PROBLEM DETAILS:
Count every line in the entries that contains "تعالى". Report that count alone.

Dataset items
<<<<

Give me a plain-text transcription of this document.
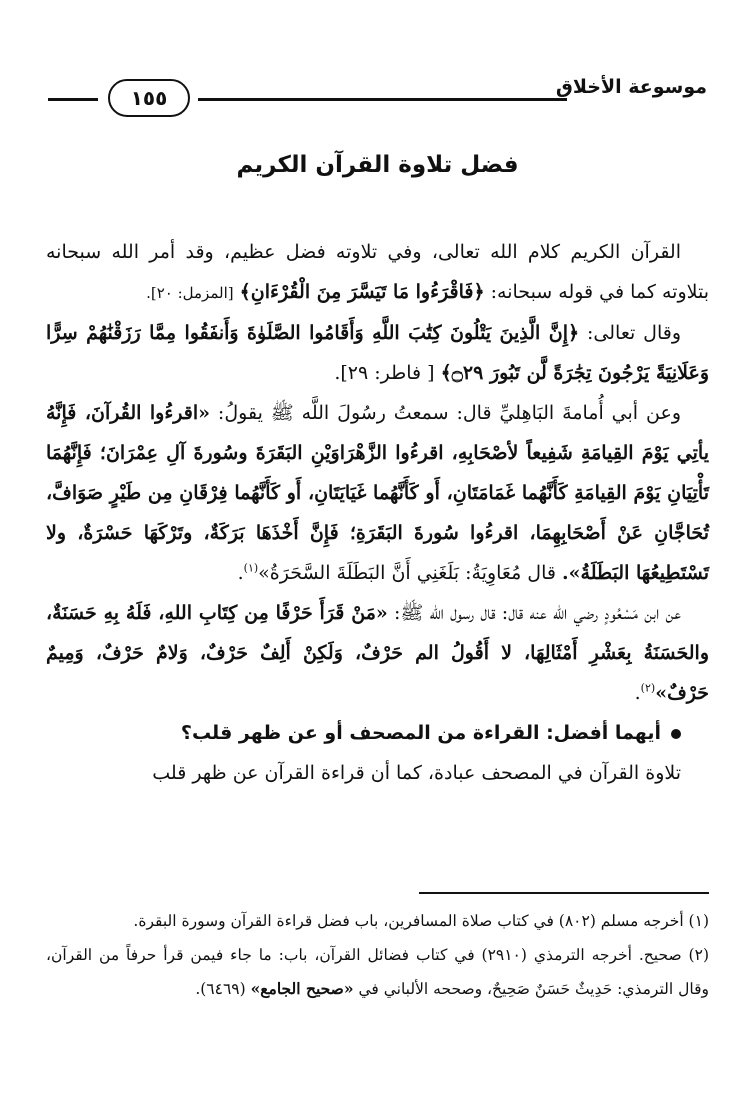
موسوعة الأخلاق
١٥٥
فضل تلاوة القرآن الكريم

القرآن الكريم كلام الله تعالى، وفي تلاوته فضل عظيم، وقد أمر الله سبحانه بتلاوته كما في قوله سبحانه: ﴿فَاقْرَءُوا مَا تَيَسَّرَ مِنَ الْقُرْءَانِ﴾ [المزمل: ٢٠].

وقال تعالى: ﴿إِنَّ الَّذِينَ يَتْلُونَ كِتَٰبَ اللَّهِ وَأَقَامُوا الصَّلَوٰةَ وَأَنفَقُوا مِمَّا رَزَقْنَٰهُمْ سِرًّا وَعَلَانِيَةً يَرْجُونَ تِجَٰرَةً لَّن تَبُورَ ۝٢٩﴾ [ فاطر: ٢٩].

وعن أبي أُمامةَ البَاهِليِّ قال: سمعتُ رسُولَ اللَّه ﷺ يقولُ: «اقرءُوا القُرآنَ، فَإِنَّهُ يأتِي يَوْمَ القِيامَةِ شَفِيعاً لأصْحَابِهِ، اقرءُوا الزَّهْرَاوَيْنِ البَقَرَةَ وسُورةَ آلِ عِمْرَانَ؛ فَإِنَّهُمَا تَأْتِيَانِ يَوْمَ القِيامَةِ كَأَنَّهُما غَمَامَتَانِ، أَو كَأَنَّهُما غَيَايَتَانِ، أَو كَأَنَّهُما فِرْقَانِ مِن طَيْرٍ صَوَافَّ، تُحَاجَّانِ عَنْ أَصْحَابِهِمَا، اقرءُوا سُورةَ البَقَرَةِ؛ فَإِنَّ أَخْذَهَا بَرَكَةٌ، وتَرْكَهَا حَسْرَةٌ، ولا تَسْتَطِيعُهَا البَطَلَةُ». قال مُعَاوِيَةُ: بَلَغَنِي أَنَّ البَطَلَةَ السَّحَرَةُ»$^{(١)}$.

عن ابن مَسْعُودٍ رضي الله عنه قال: قال رسول الله ﷺ: «مَنْ قَرَأَ حَرْفًا مِن كِتَابِ اللهِ، فَلَهُ بِهِ حَسَنَةٌ، والحَسَنَةُ بِعَشْرِ أَمْثَالِهَا، لا أَقُولُ الم حَرْفٌ، وَلَكِنْ أَلِفٌ حَرْفٌ، وَلامٌ حَرْفٌ، وَمِيمٌ حَرْفٌ»$^{(٢)}$.

أيهما أفضل: القراءة من المصحف أو عن ظهر قلب؟

تلاوة القرآن في المصحف عبادة، كما أن قراءة القرآن عن ظهر قلب

(١) أخرجه مسلم (٨٠٢) في كتاب صلاة المسافرين، باب فضل قراءة القرآن وسورة البقرة.

(٢) صحيح. أخرجه الترمذي (٢٩١٠) في كتاب فضائل القرآن، باب: ما جاء فيمن قرأ حرفاً من القرآن، وقال الترمذي: حَدِيثٌ حَسَنٌ صَحِيحٌ، وصححه الألباني في «صحيح الجامع» (٦٤٦٩).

>>>>

SOLUTION FOR THIS TASK:
2